What is expected →
Output the material exactly, but drop every image it holds.
begin
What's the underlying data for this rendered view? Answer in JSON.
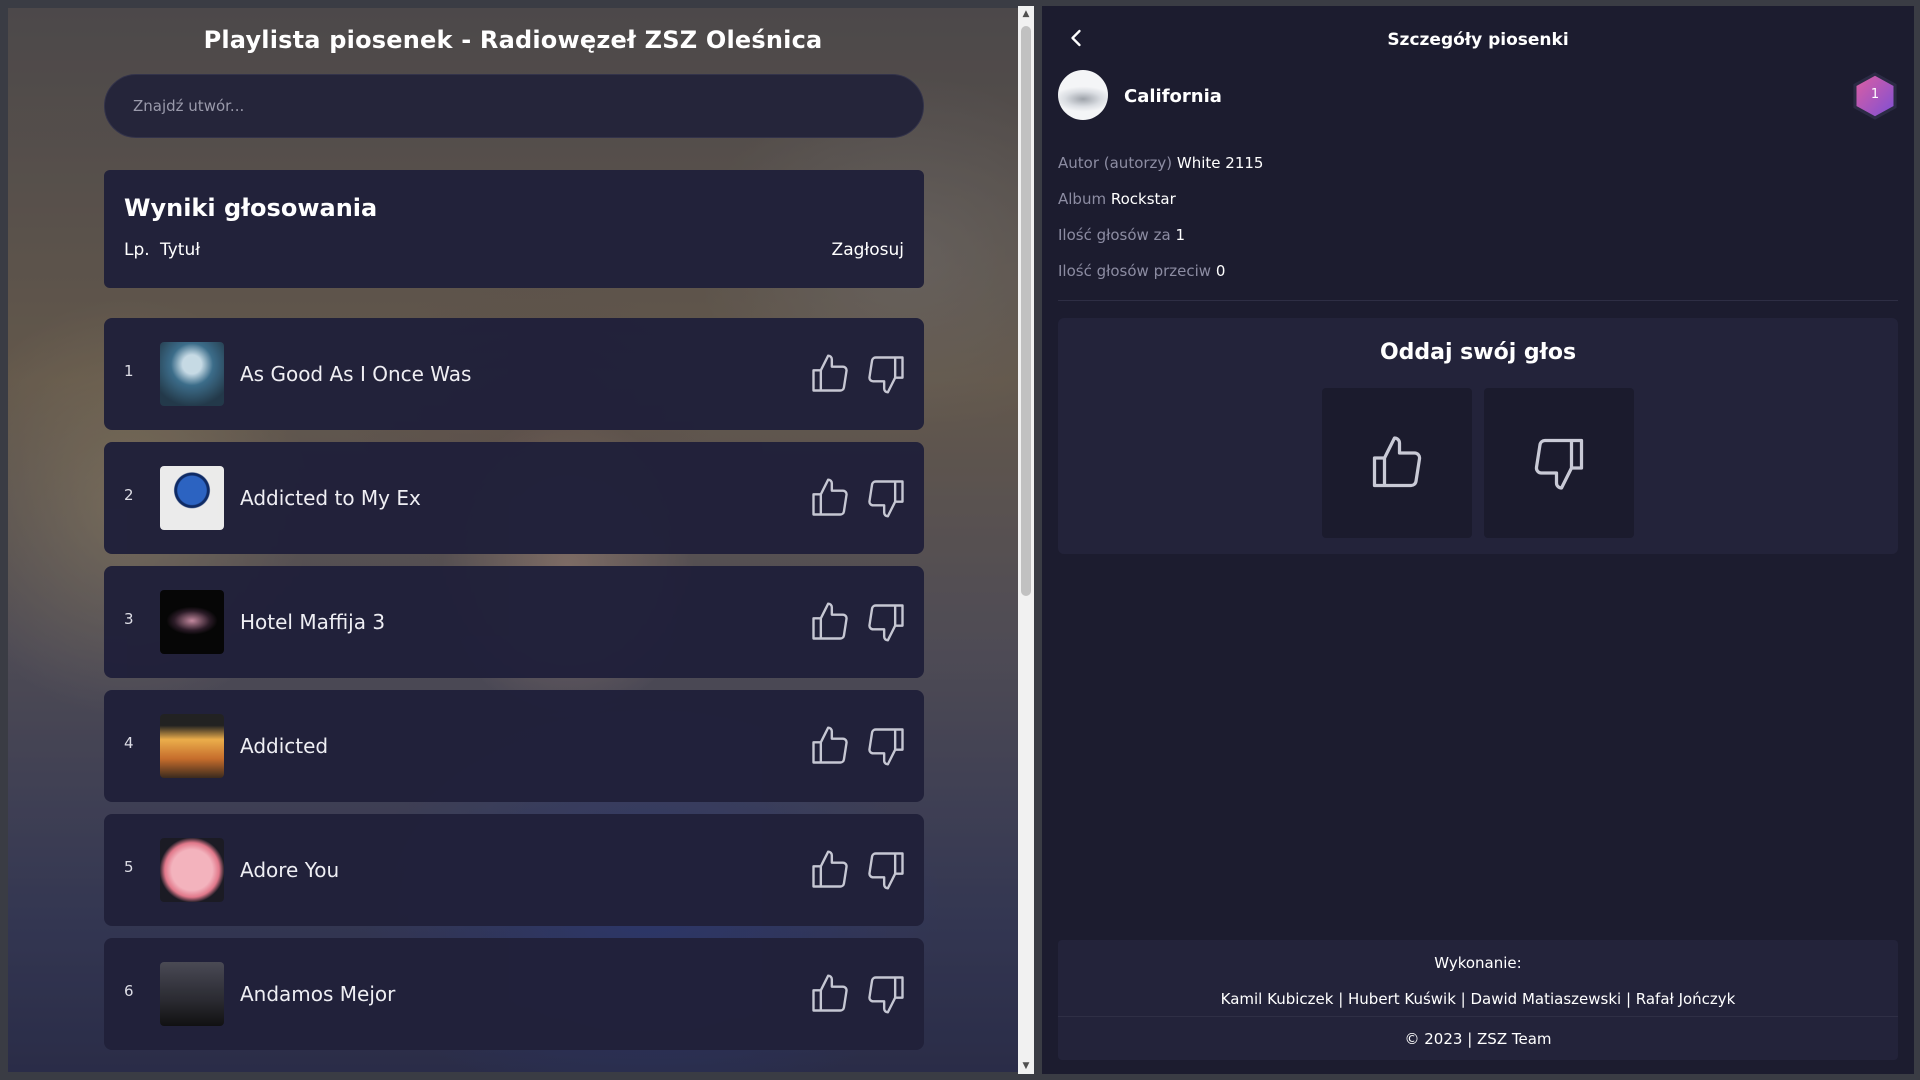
{
  "playlist": {
    "title": "Playlista piosenek - Radiowęzeł ZSZ Oleśnica",
    "search_placeholder": "Znajdź utwór...",
    "results_title": "Wyniki głosowania",
    "col_number": "Lp.",
    "col_title": "Tytuł",
    "col_vote": "Zagłosuj",
    "songs": [
      {
        "number": "1",
        "title": "As Good As I Once Was",
        "cover_icon": "album-cover-icon"
      },
      {
        "number": "2",
        "title": "Addicted to My Ex",
        "cover_icon": "album-cover-icon"
      },
      {
        "number": "3",
        "title": "Hotel Maffija 3",
        "cover_icon": "album-cover-icon"
      },
      {
        "number": "4",
        "title": "Addicted",
        "cover_icon": "album-cover-icon"
      },
      {
        "number": "5",
        "title": "Adore You",
        "cover_icon": "album-cover-icon"
      },
      {
        "number": "6",
        "title": "Andamos Mejor",
        "cover_icon": "album-cover-icon"
      }
    ]
  },
  "details": {
    "header": "Szczegóły piosenki",
    "song_title": "California",
    "rank": "1",
    "author_label": "Autor (autorzy)",
    "author_value": "White 2115",
    "album_label": "Album",
    "album_value": "Rockstar",
    "votes_for_label": "Ilość głosów za",
    "votes_for_value": "1",
    "votes_against_label": "Ilość głosów przeciw",
    "votes_against_value": "0",
    "vote_title": "Oddaj swój głos"
  },
  "footer": {
    "label": "Wykonanie:",
    "authors": "Kamil Kubiczek | Hubert Kuświk | Dawid Matiaszewski | Rafał Jończyk",
    "copyright": "© 2023 | ZSZ Team"
  },
  "colors": {
    "panel": "#21213a",
    "right_background": "#1c1c2f",
    "badge_gradient_start": "#e05fa0",
    "badge_gradient_end": "#7a4fd6"
  }
}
end
Output of the task →
What's the underlying data for this rendered view? Answer in JSON.
{
  "playlist": {
    "title": "Playlista piosenek - Radiowęzeł ZSZ Oleśnica",
    "search_placeholder": "Znajdź utwór...",
    "results_title": "Wyniki głosowania",
    "col_number": "Lp.",
    "col_title": "Tytuł",
    "col_vote": "Zagłosuj",
    "songs": [
      {
        "number": "1",
        "title": "As Good As I Once Was",
        "cover_icon": "album-cover-icon"
      },
      {
        "number": "2",
        "title": "Addicted to My Ex",
        "cover_icon": "album-cover-icon"
      },
      {
        "number": "3",
        "title": "Hotel Maffija 3",
        "cover_icon": "album-cover-icon"
      },
      {
        "number": "4",
        "title": "Addicted",
        "cover_icon": "album-cover-icon"
      },
      {
        "number": "5",
        "title": "Adore You",
        "cover_icon": "album-cover-icon"
      },
      {
        "number": "6",
        "title": "Andamos Mejor",
        "cover_icon": "album-cover-icon"
      }
    ]
  },
  "details": {
    "header": "Szczegóły piosenki",
    "song_title": "California",
    "rank": "1",
    "author_label": "Autor (autorzy)",
    "author_value": "White 2115",
    "album_label": "Album",
    "album_value": "Rockstar",
    "votes_for_label": "Ilość głosów za",
    "votes_for_value": "1",
    "votes_against_label": "Ilość głosów przeciw",
    "votes_against_value": "0",
    "vote_title": "Oddaj swój głos"
  },
  "footer": {
    "label": "Wykonanie:",
    "authors": "Kamil Kubiczek | Hubert Kuświk | Dawid Matiaszewski | Rafał Jończyk",
    "copyright": "© 2023 | ZSZ Team"
  },
  "colors": {
    "panel": "#21213a",
    "right_background": "#1c1c2f",
    "badge_gradient_start": "#e05fa0",
    "badge_gradient_end": "#7a4fd6"
  }
}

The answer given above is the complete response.